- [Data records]
==*==

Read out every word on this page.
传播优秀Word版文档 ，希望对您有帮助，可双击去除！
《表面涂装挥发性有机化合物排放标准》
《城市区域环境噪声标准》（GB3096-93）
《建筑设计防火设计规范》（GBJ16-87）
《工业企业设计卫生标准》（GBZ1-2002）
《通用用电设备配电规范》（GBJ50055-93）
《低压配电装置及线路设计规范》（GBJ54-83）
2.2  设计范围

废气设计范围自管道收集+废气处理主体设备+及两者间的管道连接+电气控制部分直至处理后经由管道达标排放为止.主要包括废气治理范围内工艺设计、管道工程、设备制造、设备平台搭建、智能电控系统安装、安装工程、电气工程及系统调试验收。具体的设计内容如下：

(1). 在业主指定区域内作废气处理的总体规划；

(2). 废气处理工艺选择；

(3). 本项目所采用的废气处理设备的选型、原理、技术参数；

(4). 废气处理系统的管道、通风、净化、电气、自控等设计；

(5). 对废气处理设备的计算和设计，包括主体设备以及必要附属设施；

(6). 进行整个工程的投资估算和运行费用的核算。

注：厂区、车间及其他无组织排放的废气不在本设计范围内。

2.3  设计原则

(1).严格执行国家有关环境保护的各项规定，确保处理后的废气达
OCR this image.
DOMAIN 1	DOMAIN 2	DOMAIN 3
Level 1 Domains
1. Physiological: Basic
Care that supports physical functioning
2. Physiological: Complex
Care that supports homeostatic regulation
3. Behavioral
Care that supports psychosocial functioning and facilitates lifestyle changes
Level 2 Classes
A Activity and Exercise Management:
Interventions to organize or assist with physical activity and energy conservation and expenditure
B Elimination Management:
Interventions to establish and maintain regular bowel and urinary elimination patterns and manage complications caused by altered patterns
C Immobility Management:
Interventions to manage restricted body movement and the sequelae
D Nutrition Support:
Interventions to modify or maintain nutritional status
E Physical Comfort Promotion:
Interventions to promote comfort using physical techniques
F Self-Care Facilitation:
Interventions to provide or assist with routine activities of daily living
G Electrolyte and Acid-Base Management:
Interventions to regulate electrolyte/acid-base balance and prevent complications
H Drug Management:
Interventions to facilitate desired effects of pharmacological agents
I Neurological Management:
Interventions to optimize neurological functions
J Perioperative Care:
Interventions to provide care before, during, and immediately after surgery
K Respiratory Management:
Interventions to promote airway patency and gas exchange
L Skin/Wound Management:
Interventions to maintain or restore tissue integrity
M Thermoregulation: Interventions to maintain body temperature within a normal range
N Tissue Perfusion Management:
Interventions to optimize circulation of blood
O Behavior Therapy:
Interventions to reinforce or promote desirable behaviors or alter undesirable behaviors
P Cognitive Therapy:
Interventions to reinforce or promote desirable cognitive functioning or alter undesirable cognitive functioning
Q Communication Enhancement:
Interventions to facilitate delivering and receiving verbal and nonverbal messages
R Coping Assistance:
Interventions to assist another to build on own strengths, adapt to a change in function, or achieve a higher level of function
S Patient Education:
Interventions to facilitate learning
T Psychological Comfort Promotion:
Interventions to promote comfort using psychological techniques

==*==

- [SHORT EXERCISE]
Identify and copy the lines holding the word "desirable".

- [WRITTEN SOLUTION]
Interventions to reinforce or promote desirable behaviors or alter undesirable behaviors
Interventions to reinforce or promote desirable cognitive functioning or alter undesirable cognitive functioning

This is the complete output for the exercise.